======== GIVEN RECORDS
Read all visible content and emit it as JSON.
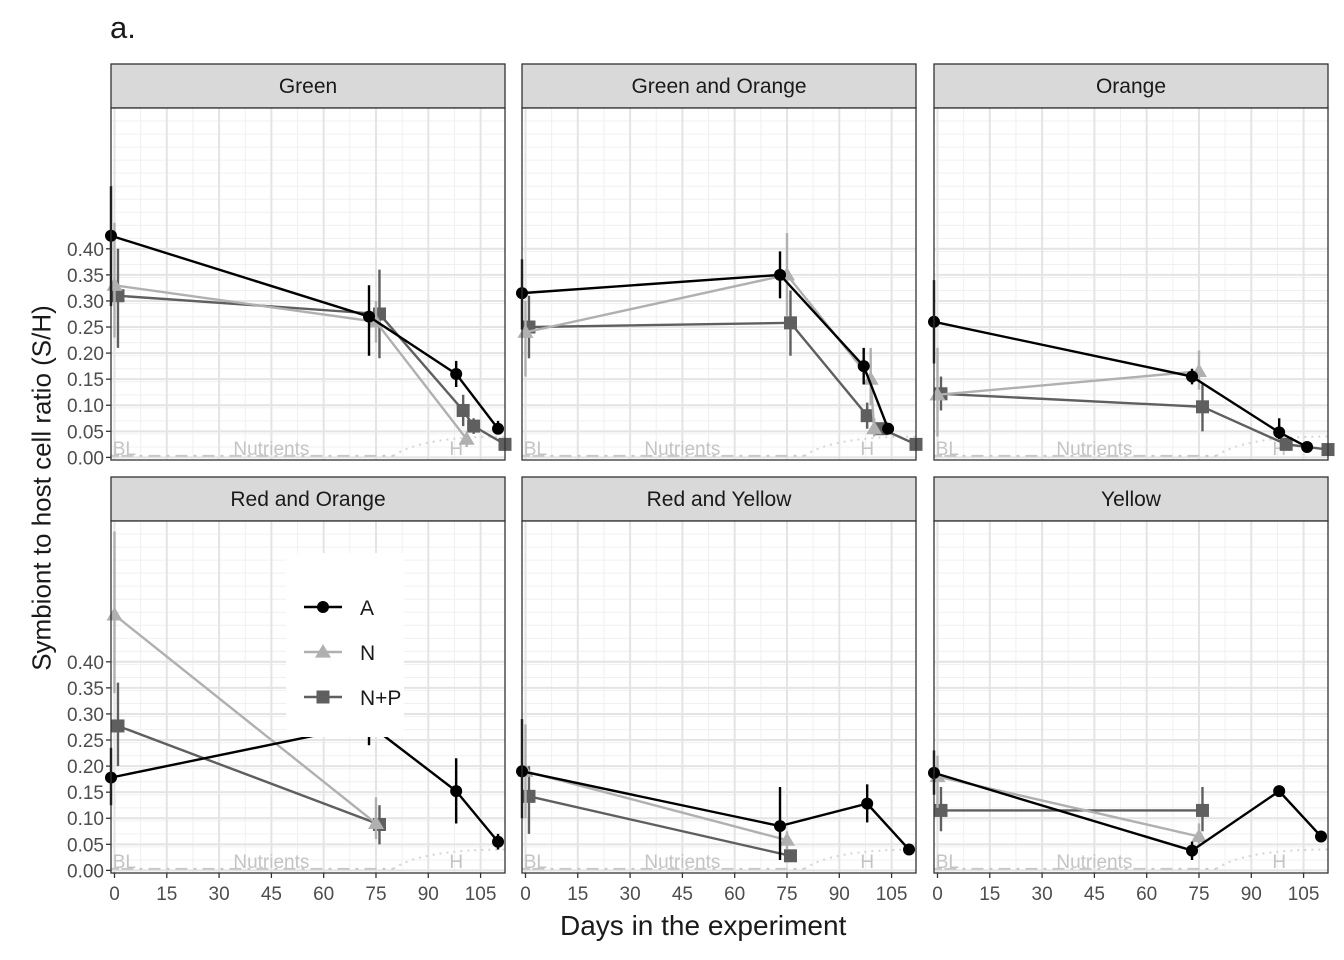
{
  "panel_letter": "a.",
  "chart_data": {
    "type": "line",
    "xlabel": "Days in the experiment",
    "ylabel": "Symbiont to host cell ratio  (S/H)",
    "x_ticks": [
      0,
      15,
      30,
      45,
      60,
      75,
      90,
      105
    ],
    "y_ticks": [
      "0.00",
      "0.05",
      "0.10",
      "0.15",
      "0.20",
      "0.25",
      "0.30",
      "0.35",
      "0.40"
    ],
    "xlim": [
      -1,
      112
    ],
    "ylim": [
      -0.005,
      0.67
    ],
    "annotations": [
      "BL",
      "Nutrients",
      "H"
    ],
    "legend": {
      "placement": "inside Red and Orange panel",
      "entries": [
        "A",
        "N",
        "N+P"
      ]
    },
    "colors": {
      "A": "#000000",
      "N": "#b0b0b0",
      "N+P": "#5f5f5f"
    },
    "markers": {
      "A": "circle",
      "N": "triangle",
      "N+P": "square"
    },
    "facets": [
      {
        "title": "Green",
        "series": [
          {
            "name": "A",
            "points": [
              [
                -1,
                0.425,
                0.29,
                0.52
              ],
              [
                73,
                0.27,
                0.195,
                0.33
              ],
              [
                98,
                0.16,
                0.135,
                0.185
              ],
              [
                110,
                0.055,
                0.045,
                0.07
              ]
            ]
          },
          {
            "name": "N",
            "points": [
              [
                0,
                0.33,
                0.23,
                0.45
              ],
              [
                75,
                0.26,
                0.22,
                0.3
              ],
              [
                101,
                0.035,
                0.02,
                0.05
              ]
            ]
          },
          {
            "name": "N+P",
            "points": [
              [
                1,
                0.31,
                0.21,
                0.4
              ],
              [
                76,
                0.275,
                0.19,
                0.36
              ],
              [
                100,
                0.09,
                0.06,
                0.12
              ],
              [
                103,
                0.06,
                0.045,
                0.075
              ],
              [
                112,
                0.025,
                0.015,
                0.035
              ]
            ]
          }
        ]
      },
      {
        "title": "Green and Orange",
        "series": [
          {
            "name": "A",
            "points": [
              [
                -1,
                0.315,
                0.245,
                0.38
              ],
              [
                73,
                0.35,
                0.305,
                0.395
              ],
              [
                97,
                0.175,
                0.14,
                0.21
              ],
              [
                104,
                0.055,
                0.045,
                0.065
              ]
            ]
          },
          {
            "name": "N",
            "points": [
              [
                0,
                0.24,
                0.155,
                0.3
              ],
              [
                75,
                0.35,
                0.27,
                0.43
              ],
              [
                99,
                0.15,
                0.1,
                0.21
              ],
              [
                100,
                0.055,
                0.04,
                0.075
              ]
            ]
          },
          {
            "name": "N+P",
            "points": [
              [
                1,
                0.25,
                0.19,
                0.31
              ],
              [
                76,
                0.258,
                0.195,
                0.32
              ],
              [
                98,
                0.08,
                0.055,
                0.105
              ],
              [
                102,
                0.055,
                0.045,
                0.065
              ],
              [
                112,
                0.025,
                0.015,
                0.035
              ]
            ]
          }
        ]
      },
      {
        "title": "Orange",
        "series": [
          {
            "name": "A",
            "points": [
              [
                -1,
                0.26,
                0.18,
                0.34
              ],
              [
                73,
                0.155,
                0.14,
                0.17
              ],
              [
                98,
                0.048,
                0.035,
                0.075
              ],
              [
                106,
                0.02,
                0.015,
                0.025
              ]
            ]
          },
          {
            "name": "N",
            "points": [
              [
                0,
                0.12,
                0.04,
                0.21
              ],
              [
                75,
                0.165,
                0.13,
                0.205
              ]
            ]
          },
          {
            "name": "N+P",
            "points": [
              [
                1,
                0.122,
                0.09,
                0.155
              ],
              [
                76,
                0.097,
                0.05,
                0.14
              ],
              [
                100,
                0.025,
                0.015,
                0.035
              ],
              [
                112,
                0.015,
                0.01,
                0.02
              ]
            ]
          }
        ]
      },
      {
        "title": "Red and Orange",
        "series": [
          {
            "name": "A",
            "points": [
              [
                -1,
                0.178,
                0.125,
                0.235
              ],
              [
                73,
                0.28,
                0.24,
                0.32
              ],
              [
                98,
                0.152,
                0.09,
                0.215
              ],
              [
                110,
                0.055,
                0.04,
                0.07
              ]
            ]
          },
          {
            "name": "N",
            "points": [
              [
                0,
                0.49,
                0.34,
                0.65
              ],
              [
                75,
                0.09,
                0.06,
                0.14
              ]
            ]
          },
          {
            "name": "N+P",
            "points": [
              [
                1,
                0.277,
                0.2,
                0.36
              ],
              [
                76,
                0.088,
                0.05,
                0.125
              ]
            ]
          }
        ]
      },
      {
        "title": "Red and Yellow",
        "series": [
          {
            "name": "A",
            "points": [
              [
                -1,
                0.19,
                0.1,
                0.29
              ],
              [
                73,
                0.085,
                0.02,
                0.16
              ],
              [
                98,
                0.128,
                0.092,
                0.165
              ],
              [
                110,
                0.04,
                0.035,
                0.045
              ]
            ]
          },
          {
            "name": "N",
            "points": [
              [
                0,
                0.19,
                0.1,
                0.28
              ],
              [
                75,
                0.058,
                0.04,
                0.075
              ]
            ]
          },
          {
            "name": "N+P",
            "points": [
              [
                1,
                0.142,
                0.07,
                0.2
              ],
              [
                76,
                0.028,
                0.018,
                0.038
              ]
            ]
          }
        ]
      },
      {
        "title": "Yellow",
        "series": [
          {
            "name": "A",
            "points": [
              [
                -1,
                0.187,
                0.145,
                0.23
              ],
              [
                73,
                0.038,
                0.02,
                0.055
              ],
              [
                98,
                0.152,
                0.145,
                0.158
              ],
              [
                110,
                0.065,
                0.06,
                0.07
              ]
            ]
          },
          {
            "name": "N",
            "points": [
              [
                0,
                0.18,
                0.12,
                0.22
              ],
              [
                75,
                0.065,
                0.045,
                0.09
              ]
            ]
          },
          {
            "name": "N+P",
            "points": [
              [
                1,
                0.115,
                0.075,
                0.16
              ],
              [
                76,
                0.115,
                0.075,
                0.16
              ]
            ]
          }
        ]
      }
    ]
  }
}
================
-- THE TASK --
Could you reproduce every record above exactly, leaving out the pictures?

-- TASK ANSWER --
Read all visible content and emit it as JSON.
{
  "panel_letter": "a.",
  "chart_data": {
    "type": "line",
    "xlabel": "Days in the experiment",
    "ylabel": "Symbiont to host cell ratio  (S/H)",
    "x_ticks": [
      0,
      15,
      30,
      45,
      60,
      75,
      90,
      105
    ],
    "y_ticks": [
      "0.00",
      "0.05",
      "0.10",
      "0.15",
      "0.20",
      "0.25",
      "0.30",
      "0.35",
      "0.40"
    ],
    "xlim": [
      -1,
      112
    ],
    "ylim": [
      -0.005,
      0.67
    ],
    "annotations": [
      "BL",
      "Nutrients",
      "H"
    ],
    "legend": {
      "placement": "inside Red and Orange panel",
      "entries": [
        "A",
        "N",
        "N+P"
      ]
    },
    "colors": {
      "A": "#000000",
      "N": "#b0b0b0",
      "N+P": "#5f5f5f"
    },
    "markers": {
      "A": "circle",
      "N": "triangle",
      "N+P": "square"
    },
    "facets": [
      {
        "title": "Green",
        "series": [
          {
            "name": "A",
            "points": [
              [
                -1,
                0.425,
                0.29,
                0.52
              ],
              [
                73,
                0.27,
                0.195,
                0.33
              ],
              [
                98,
                0.16,
                0.135,
                0.185
              ],
              [
                110,
                0.055,
                0.045,
                0.07
              ]
            ]
          },
          {
            "name": "N",
            "points": [
              [
                0,
                0.33,
                0.23,
                0.45
              ],
              [
                75,
                0.26,
                0.22,
                0.3
              ],
              [
                101,
                0.035,
                0.02,
                0.05
              ]
            ]
          },
          {
            "name": "N+P",
            "points": [
              [
                1,
                0.31,
                0.21,
                0.4
              ],
              [
                76,
                0.275,
                0.19,
                0.36
              ],
              [
                100,
                0.09,
                0.06,
                0.12
              ],
              [
                103,
                0.06,
                0.045,
                0.075
              ],
              [
                112,
                0.025,
                0.015,
                0.035
              ]
            ]
          }
        ]
      },
      {
        "title": "Green and Orange",
        "series": [
          {
            "name": "A",
            "points": [
              [
                -1,
                0.315,
                0.245,
                0.38
              ],
              [
                73,
                0.35,
                0.305,
                0.395
              ],
              [
                97,
                0.175,
                0.14,
                0.21
              ],
              [
                104,
                0.055,
                0.045,
                0.065
              ]
            ]
          },
          {
            "name": "N",
            "points": [
              [
                0,
                0.24,
                0.155,
                0.3
              ],
              [
                75,
                0.35,
                0.27,
                0.43
              ],
              [
                99,
                0.15,
                0.1,
                0.21
              ],
              [
                100,
                0.055,
                0.04,
                0.075
              ]
            ]
          },
          {
            "name": "N+P",
            "points": [
              [
                1,
                0.25,
                0.19,
                0.31
              ],
              [
                76,
                0.258,
                0.195,
                0.32
              ],
              [
                98,
                0.08,
                0.055,
                0.105
              ],
              [
                102,
                0.055,
                0.045,
                0.065
              ],
              [
                112,
                0.025,
                0.015,
                0.035
              ]
            ]
          }
        ]
      },
      {
        "title": "Orange",
        "series": [
          {
            "name": "A",
            "points": [
              [
                -1,
                0.26,
                0.18,
                0.34
              ],
              [
                73,
                0.155,
                0.14,
                0.17
              ],
              [
                98,
                0.048,
                0.035,
                0.075
              ],
              [
                106,
                0.02,
                0.015,
                0.025
              ]
            ]
          },
          {
            "name": "N",
            "points": [
              [
                0,
                0.12,
                0.04,
                0.21
              ],
              [
                75,
                0.165,
                0.13,
                0.205
              ]
            ]
          },
          {
            "name": "N+P",
            "points": [
              [
                1,
                0.122,
                0.09,
                0.155
              ],
              [
                76,
                0.097,
                0.05,
                0.14
              ],
              [
                100,
                0.025,
                0.015,
                0.035
              ],
              [
                112,
                0.015,
                0.01,
                0.02
              ]
            ]
          }
        ]
      },
      {
        "title": "Red and Orange",
        "series": [
          {
            "name": "A",
            "points": [
              [
                -1,
                0.178,
                0.125,
                0.235
              ],
              [
                73,
                0.28,
                0.24,
                0.32
              ],
              [
                98,
                0.152,
                0.09,
                0.215
              ],
              [
                110,
                0.055,
                0.04,
                0.07
              ]
            ]
          },
          {
            "name": "N",
            "points": [
              [
                0,
                0.49,
                0.34,
                0.65
              ],
              [
                75,
                0.09,
                0.06,
                0.14
              ]
            ]
          },
          {
            "name": "N+P",
            "points": [
              [
                1,
                0.277,
                0.2,
                0.36
              ],
              [
                76,
                0.088,
                0.05,
                0.125
              ]
            ]
          }
        ]
      },
      {
        "title": "Red and Yellow",
        "series": [
          {
            "name": "A",
            "points": [
              [
                -1,
                0.19,
                0.1,
                0.29
              ],
              [
                73,
                0.085,
                0.02,
                0.16
              ],
              [
                98,
                0.128,
                0.092,
                0.165
              ],
              [
                110,
                0.04,
                0.035,
                0.045
              ]
            ]
          },
          {
            "name": "N",
            "points": [
              [
                0,
                0.19,
                0.1,
                0.28
              ],
              [
                75,
                0.058,
                0.04,
                0.075
              ]
            ]
          },
          {
            "name": "N+P",
            "points": [
              [
                1,
                0.142,
                0.07,
                0.2
              ],
              [
                76,
                0.028,
                0.018,
                0.038
              ]
            ]
          }
        ]
      },
      {
        "title": "Yellow",
        "series": [
          {
            "name": "A",
            "points": [
              [
                -1,
                0.187,
                0.145,
                0.23
              ],
              [
                73,
                0.038,
                0.02,
                0.055
              ],
              [
                98,
                0.152,
                0.145,
                0.158
              ],
              [
                110,
                0.065,
                0.06,
                0.07
              ]
            ]
          },
          {
            "name": "N",
            "points": [
              [
                0,
                0.18,
                0.12,
                0.22
              ],
              [
                75,
                0.065,
                0.045,
                0.09
              ]
            ]
          },
          {
            "name": "N+P",
            "points": [
              [
                1,
                0.115,
                0.075,
                0.16
              ],
              [
                76,
                0.115,
                0.075,
                0.16
              ]
            ]
          }
        ]
      }
    ]
  }
}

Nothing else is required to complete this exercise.